What to produce
Below are the records; retype them exactly and omit each picture.

Start of Extracted material

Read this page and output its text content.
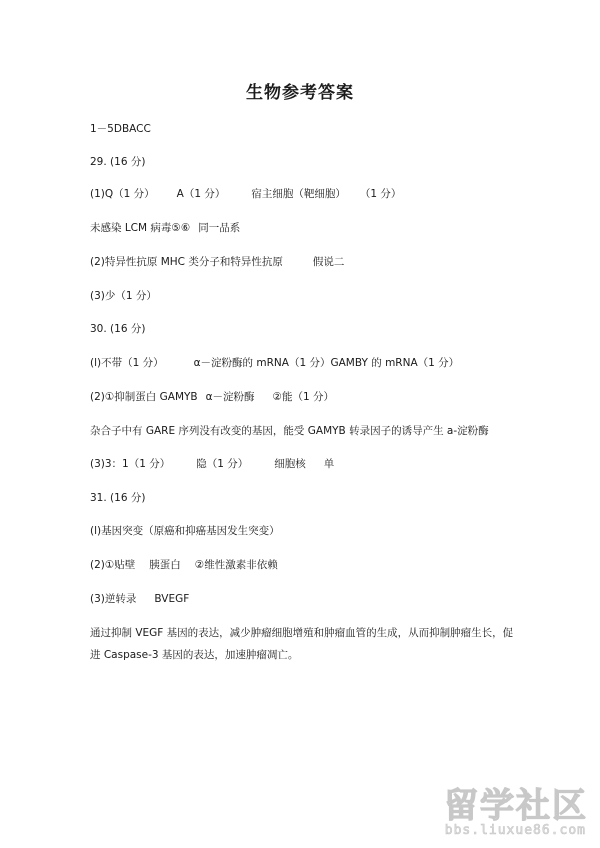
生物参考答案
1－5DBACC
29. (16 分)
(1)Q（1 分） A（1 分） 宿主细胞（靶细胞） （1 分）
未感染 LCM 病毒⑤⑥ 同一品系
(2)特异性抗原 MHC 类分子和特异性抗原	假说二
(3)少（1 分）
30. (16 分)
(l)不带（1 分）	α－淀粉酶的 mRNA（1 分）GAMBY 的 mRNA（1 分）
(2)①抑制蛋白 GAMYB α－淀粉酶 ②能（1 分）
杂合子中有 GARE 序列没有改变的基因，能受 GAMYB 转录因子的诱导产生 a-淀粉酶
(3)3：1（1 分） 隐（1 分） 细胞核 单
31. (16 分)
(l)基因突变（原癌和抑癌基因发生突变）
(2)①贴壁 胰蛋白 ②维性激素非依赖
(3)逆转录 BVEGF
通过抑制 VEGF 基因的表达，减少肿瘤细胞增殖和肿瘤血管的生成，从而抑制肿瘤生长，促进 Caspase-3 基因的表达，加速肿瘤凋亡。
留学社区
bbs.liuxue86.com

End of Extracted material

Your solution
Read this page and output its text content.
生物参考答案
1－5DBACC
29. (16 分)
(1)Q（1 分） A（1 分） 宿主细胞（靶细胞） （1 分）
未感染 LCM 病毒⑤⑥ 同一品系
(2)特异性抗原 MHC 类分子和特异性抗原	假说二
(3)少（1 分）
30. (16 分)
(l)不带（1 分）	α－淀粉酶的 mRNA（1 分）GAMBY 的 mRNA（1 分）
(2)①抑制蛋白 GAMYB α－淀粉酶 ②能（1 分）
杂合子中有 GARE 序列没有改变的基因，能受 GAMYB 转录因子的诱导产生 a-淀粉酶
(3)3：1（1 分） 隐（1 分） 细胞核 单
31. (16 分)
(l)基因突变（原癌和抑癌基因发生突变）
(2)①贴壁 胰蛋白 ②维性激素非依赖
(3)逆转录 BVEGF
通过抑制 VEGF 基因的表达，减少肿瘤细胞增殖和肿瘤血管的生成，从而抑制肿瘤生长，促进 Caspase-3 基因的表达，加速肿瘤凋亡。
留学社区
bbs.liuxue86.com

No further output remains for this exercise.